TO BE DONE.
All records should be reproduced verbatim.

MATERIAL.
---+---

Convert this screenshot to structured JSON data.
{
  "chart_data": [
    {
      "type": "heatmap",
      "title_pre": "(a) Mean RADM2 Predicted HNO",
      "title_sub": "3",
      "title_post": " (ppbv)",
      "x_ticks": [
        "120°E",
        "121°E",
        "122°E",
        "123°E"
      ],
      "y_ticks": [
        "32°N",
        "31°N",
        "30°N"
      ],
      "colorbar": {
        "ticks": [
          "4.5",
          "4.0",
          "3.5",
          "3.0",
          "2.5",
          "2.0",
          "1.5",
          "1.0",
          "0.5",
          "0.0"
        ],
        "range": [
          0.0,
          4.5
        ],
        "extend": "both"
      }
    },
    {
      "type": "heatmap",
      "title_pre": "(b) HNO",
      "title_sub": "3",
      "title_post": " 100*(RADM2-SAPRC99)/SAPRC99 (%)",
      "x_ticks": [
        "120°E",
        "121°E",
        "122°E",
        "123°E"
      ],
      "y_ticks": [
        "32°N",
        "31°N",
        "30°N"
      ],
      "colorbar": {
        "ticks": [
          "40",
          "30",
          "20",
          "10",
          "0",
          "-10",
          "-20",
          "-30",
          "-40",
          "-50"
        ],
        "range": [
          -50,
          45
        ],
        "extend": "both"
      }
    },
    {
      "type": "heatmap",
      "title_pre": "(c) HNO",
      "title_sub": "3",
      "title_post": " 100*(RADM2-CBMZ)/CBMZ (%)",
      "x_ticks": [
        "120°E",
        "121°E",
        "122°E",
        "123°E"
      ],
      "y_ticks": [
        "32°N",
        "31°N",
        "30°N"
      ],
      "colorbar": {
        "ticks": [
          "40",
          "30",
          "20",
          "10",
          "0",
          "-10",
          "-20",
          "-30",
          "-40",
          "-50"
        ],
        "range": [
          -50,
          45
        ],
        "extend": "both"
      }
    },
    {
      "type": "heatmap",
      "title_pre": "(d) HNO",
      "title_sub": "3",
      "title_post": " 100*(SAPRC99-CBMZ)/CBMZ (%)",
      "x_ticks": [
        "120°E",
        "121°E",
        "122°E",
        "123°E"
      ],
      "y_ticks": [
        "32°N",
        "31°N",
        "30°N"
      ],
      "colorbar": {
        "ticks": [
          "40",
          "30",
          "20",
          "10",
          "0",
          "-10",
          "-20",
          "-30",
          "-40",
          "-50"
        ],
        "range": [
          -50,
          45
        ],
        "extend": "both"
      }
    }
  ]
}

---+---

IN RESPONSE.
Convert this screenshot to structured JSON data.
{
  "chart_data": [
    {
      "type": "heatmap",
      "title_pre": "(a) Mean RADM2 Predicted HNO",
      "title_sub": "3",
      "title_post": " (ppbv)",
      "x_ticks": [
        "120°E",
        "121°E",
        "122°E",
        "123°E"
      ],
      "y_ticks": [
        "32°N",
        "31°N",
        "30°N"
      ],
      "colorbar": {
        "ticks": [
          "4.5",
          "4.0",
          "3.5",
          "3.0",
          "2.5",
          "2.0",
          "1.5",
          "1.0",
          "0.5",
          "0.0"
        ],
        "range": [
          0.0,
          4.5
        ],
        "extend": "both"
      }
    },
    {
      "type": "heatmap",
      "title_pre": "(b) HNO",
      "title_sub": "3",
      "title_post": " 100*(RADM2-SAPRC99)/SAPRC99 (%)",
      "x_ticks": [
        "120°E",
        "121°E",
        "122°E",
        "123°E"
      ],
      "y_ticks": [
        "32°N",
        "31°N",
        "30°N"
      ],
      "colorbar": {
        "ticks": [
          "40",
          "30",
          "20",
          "10",
          "0",
          "-10",
          "-20",
          "-30",
          "-40",
          "-50"
        ],
        "range": [
          -50,
          45
        ],
        "extend": "both"
      }
    },
    {
      "type": "heatmap",
      "title_pre": "(c) HNO",
      "title_sub": "3",
      "title_post": " 100*(RADM2-CBMZ)/CBMZ (%)",
      "x_ticks": [
        "120°E",
        "121°E",
        "122°E",
        "123°E"
      ],
      "y_ticks": [
        "32°N",
        "31°N",
        "30°N"
      ],
      "colorbar": {
        "ticks": [
          "40",
          "30",
          "20",
          "10",
          "0",
          "-10",
          "-20",
          "-30",
          "-40",
          "-50"
        ],
        "range": [
          -50,
          45
        ],
        "extend": "both"
      }
    },
    {
      "type": "heatmap",
      "title_pre": "(d) HNO",
      "title_sub": "3",
      "title_post": " 100*(SAPRC99-CBMZ)/CBMZ (%)",
      "x_ticks": [
        "120°E",
        "121°E",
        "122°E",
        "123°E"
      ],
      "y_ticks": [
        "32°N",
        "31°N",
        "30°N"
      ],
      "colorbar": {
        "ticks": [
          "40",
          "30",
          "20",
          "10",
          "0",
          "-10",
          "-20",
          "-30",
          "-40",
          "-50"
        ],
        "range": [
          -50,
          45
        ],
        "extend": "both"
      }
    }
  ]
}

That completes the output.